WORK INSTRUCTION:
Identify and pull out each line of the entries in which "Glycine" occurs.

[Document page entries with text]
▽
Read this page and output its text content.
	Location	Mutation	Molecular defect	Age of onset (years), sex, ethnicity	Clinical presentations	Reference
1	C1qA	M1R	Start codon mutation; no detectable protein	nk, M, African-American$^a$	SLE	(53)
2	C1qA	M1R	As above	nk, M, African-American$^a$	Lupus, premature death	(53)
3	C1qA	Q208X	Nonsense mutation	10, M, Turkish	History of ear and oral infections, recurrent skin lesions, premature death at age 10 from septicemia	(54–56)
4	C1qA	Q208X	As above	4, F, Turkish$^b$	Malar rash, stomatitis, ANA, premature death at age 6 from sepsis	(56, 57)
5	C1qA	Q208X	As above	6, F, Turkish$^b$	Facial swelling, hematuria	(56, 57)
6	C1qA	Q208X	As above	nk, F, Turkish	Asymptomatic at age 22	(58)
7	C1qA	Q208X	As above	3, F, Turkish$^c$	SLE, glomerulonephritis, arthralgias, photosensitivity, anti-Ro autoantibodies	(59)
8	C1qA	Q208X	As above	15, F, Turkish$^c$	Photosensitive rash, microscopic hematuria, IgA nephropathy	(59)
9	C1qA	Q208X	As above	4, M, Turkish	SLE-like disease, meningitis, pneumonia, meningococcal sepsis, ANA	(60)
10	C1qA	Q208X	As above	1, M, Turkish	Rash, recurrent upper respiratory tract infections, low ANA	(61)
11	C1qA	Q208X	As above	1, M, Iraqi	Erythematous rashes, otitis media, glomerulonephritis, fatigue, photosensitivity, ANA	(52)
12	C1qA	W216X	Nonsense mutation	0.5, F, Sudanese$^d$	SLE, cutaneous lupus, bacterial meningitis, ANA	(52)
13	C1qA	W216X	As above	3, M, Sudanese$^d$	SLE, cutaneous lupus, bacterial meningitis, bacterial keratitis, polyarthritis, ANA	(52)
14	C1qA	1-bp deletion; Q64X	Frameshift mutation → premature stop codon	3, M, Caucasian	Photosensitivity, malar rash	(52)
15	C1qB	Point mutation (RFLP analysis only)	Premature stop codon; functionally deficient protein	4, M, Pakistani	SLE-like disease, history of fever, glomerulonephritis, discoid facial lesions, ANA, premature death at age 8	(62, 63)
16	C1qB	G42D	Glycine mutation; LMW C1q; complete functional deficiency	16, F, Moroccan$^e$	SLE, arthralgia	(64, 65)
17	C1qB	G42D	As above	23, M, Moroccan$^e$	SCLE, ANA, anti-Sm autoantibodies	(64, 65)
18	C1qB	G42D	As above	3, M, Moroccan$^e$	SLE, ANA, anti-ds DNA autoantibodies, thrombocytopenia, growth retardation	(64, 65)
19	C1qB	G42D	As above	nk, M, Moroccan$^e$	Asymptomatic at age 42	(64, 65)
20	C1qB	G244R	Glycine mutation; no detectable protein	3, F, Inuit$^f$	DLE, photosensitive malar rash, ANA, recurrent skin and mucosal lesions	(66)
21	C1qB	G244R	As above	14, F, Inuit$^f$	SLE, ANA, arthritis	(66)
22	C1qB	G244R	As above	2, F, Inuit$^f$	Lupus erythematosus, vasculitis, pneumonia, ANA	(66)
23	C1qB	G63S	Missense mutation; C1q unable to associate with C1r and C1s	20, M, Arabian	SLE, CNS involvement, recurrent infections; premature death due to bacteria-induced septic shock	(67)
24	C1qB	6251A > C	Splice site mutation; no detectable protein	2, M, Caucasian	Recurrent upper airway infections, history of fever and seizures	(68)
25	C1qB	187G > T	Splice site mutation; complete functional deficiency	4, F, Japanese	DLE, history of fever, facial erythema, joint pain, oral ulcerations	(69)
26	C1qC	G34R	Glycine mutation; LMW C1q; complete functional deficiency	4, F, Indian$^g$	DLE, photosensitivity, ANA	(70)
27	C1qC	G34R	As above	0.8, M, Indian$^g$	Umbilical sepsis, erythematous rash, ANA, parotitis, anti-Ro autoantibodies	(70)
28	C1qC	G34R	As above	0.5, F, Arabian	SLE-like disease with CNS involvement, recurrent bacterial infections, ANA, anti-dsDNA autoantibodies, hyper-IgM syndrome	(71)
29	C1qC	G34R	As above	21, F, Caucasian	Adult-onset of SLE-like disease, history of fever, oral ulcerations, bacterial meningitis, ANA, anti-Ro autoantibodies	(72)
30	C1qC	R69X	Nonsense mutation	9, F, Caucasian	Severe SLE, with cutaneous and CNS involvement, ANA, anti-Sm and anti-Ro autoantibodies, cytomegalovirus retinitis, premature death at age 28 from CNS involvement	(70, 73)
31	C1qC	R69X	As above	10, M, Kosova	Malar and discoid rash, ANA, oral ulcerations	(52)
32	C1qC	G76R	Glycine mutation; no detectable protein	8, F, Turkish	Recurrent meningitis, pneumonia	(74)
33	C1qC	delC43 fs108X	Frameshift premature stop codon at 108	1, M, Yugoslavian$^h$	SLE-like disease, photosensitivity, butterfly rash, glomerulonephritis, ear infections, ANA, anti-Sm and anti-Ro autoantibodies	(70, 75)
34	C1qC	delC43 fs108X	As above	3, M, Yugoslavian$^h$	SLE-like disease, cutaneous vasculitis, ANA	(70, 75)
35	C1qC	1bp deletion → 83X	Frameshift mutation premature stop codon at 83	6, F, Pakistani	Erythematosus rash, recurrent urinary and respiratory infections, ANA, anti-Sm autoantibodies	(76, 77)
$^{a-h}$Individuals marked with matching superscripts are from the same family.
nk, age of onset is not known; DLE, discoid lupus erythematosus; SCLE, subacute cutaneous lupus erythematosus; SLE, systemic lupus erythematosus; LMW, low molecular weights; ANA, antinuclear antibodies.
△
▽
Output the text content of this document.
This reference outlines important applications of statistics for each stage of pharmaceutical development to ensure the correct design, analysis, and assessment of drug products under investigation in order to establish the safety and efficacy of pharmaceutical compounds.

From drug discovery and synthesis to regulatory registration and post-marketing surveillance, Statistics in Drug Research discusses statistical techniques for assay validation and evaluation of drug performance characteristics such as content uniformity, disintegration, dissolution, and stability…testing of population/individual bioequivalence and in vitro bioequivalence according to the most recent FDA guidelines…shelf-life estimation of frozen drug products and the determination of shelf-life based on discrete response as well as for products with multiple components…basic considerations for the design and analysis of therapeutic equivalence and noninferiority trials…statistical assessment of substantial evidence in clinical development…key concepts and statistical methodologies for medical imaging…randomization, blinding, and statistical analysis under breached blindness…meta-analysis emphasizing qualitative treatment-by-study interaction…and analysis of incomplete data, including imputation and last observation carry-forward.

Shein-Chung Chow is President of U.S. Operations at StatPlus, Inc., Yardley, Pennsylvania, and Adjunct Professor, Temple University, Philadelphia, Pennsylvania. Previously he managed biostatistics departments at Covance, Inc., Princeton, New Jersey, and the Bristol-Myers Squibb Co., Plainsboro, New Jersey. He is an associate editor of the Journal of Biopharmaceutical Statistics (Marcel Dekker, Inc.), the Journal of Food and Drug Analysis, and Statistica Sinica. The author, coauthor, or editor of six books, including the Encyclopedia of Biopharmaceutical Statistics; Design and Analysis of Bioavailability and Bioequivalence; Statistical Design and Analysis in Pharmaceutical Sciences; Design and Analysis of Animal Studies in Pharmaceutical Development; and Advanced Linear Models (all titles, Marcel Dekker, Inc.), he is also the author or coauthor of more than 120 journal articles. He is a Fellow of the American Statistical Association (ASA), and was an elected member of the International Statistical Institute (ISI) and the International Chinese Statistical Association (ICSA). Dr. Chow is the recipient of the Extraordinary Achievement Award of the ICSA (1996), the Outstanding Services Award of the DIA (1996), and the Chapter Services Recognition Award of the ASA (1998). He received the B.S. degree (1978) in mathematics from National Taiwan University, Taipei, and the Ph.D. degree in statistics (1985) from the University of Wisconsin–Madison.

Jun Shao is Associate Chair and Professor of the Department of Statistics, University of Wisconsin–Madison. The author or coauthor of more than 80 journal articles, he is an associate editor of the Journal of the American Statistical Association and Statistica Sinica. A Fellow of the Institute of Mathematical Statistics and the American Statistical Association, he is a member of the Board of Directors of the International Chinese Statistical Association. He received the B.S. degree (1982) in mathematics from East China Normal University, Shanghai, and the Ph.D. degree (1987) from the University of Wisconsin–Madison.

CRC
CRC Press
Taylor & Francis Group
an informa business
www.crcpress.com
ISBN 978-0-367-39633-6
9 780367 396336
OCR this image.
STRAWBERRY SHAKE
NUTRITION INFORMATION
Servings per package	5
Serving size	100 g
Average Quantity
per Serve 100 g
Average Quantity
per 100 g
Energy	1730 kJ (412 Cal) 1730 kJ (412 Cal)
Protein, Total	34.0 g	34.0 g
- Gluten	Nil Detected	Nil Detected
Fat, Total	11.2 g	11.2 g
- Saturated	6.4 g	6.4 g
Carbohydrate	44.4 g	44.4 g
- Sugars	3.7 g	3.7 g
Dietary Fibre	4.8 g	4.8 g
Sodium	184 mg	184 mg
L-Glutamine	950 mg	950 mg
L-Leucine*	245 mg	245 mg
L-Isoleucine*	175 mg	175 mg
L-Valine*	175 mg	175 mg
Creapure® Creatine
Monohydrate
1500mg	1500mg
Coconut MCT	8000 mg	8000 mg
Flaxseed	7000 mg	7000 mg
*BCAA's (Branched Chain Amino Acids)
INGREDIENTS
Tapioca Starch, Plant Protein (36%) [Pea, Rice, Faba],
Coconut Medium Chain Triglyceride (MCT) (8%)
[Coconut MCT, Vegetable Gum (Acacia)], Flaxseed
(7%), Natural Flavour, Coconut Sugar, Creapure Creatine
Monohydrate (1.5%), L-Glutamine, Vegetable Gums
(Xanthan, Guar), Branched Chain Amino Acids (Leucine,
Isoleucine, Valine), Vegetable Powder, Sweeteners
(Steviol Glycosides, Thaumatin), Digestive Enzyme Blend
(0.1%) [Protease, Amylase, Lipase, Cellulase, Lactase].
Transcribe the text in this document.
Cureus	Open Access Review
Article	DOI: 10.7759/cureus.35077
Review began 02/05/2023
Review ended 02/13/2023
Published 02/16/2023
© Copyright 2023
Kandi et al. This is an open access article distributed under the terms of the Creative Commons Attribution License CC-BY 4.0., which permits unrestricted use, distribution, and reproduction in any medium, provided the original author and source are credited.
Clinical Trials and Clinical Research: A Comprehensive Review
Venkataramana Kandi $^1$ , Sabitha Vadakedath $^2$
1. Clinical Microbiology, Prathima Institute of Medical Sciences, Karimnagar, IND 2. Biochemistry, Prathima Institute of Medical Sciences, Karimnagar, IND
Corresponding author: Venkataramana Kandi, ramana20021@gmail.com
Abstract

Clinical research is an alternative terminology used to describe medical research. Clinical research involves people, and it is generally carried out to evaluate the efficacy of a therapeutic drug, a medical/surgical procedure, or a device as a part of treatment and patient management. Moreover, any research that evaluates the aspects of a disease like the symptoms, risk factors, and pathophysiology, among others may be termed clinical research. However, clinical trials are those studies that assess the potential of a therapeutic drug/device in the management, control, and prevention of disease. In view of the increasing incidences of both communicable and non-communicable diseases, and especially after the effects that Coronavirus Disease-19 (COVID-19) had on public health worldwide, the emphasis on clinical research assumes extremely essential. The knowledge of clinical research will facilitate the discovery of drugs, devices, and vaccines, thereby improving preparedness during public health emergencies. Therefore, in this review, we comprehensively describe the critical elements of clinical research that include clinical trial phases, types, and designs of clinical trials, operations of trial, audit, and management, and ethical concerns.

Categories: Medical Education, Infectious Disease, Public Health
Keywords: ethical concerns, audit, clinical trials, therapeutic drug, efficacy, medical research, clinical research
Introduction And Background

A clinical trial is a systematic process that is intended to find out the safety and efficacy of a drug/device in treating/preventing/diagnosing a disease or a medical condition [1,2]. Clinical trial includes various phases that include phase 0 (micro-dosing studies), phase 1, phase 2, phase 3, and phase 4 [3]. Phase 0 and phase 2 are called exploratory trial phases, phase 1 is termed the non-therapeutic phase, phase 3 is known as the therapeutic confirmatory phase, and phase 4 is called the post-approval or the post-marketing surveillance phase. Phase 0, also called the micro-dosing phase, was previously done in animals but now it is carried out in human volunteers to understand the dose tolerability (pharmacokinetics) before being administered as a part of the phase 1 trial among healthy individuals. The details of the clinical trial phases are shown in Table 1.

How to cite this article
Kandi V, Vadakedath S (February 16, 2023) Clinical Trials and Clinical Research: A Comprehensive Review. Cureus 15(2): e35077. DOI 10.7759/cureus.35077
△
ANSWER BOX:
16	C1qB	G42D	Glycine mutation; LMW C1q; complete functional deficiency	16, F, Moroccan$^e$	SLE, arthralgia	(64, 65)
20	C1qB	G244R	Glycine mutation; no detectable protein	3, F, Inuit$^f$	DLE, photosensitive malar rash, ANA, recurrent skin and mucosal lesions	(66)
26	C1qC	G34R	Glycine mutation; LMW C1q; complete functional deficiency	4, F, Indian$^g$	DLE, photosensitivity, ANA	(70)
32	C1qC	G76R	Glycine mutation; no detectable protein	8, F, Turkish	Recurrent meningitis, pneumonia	(74)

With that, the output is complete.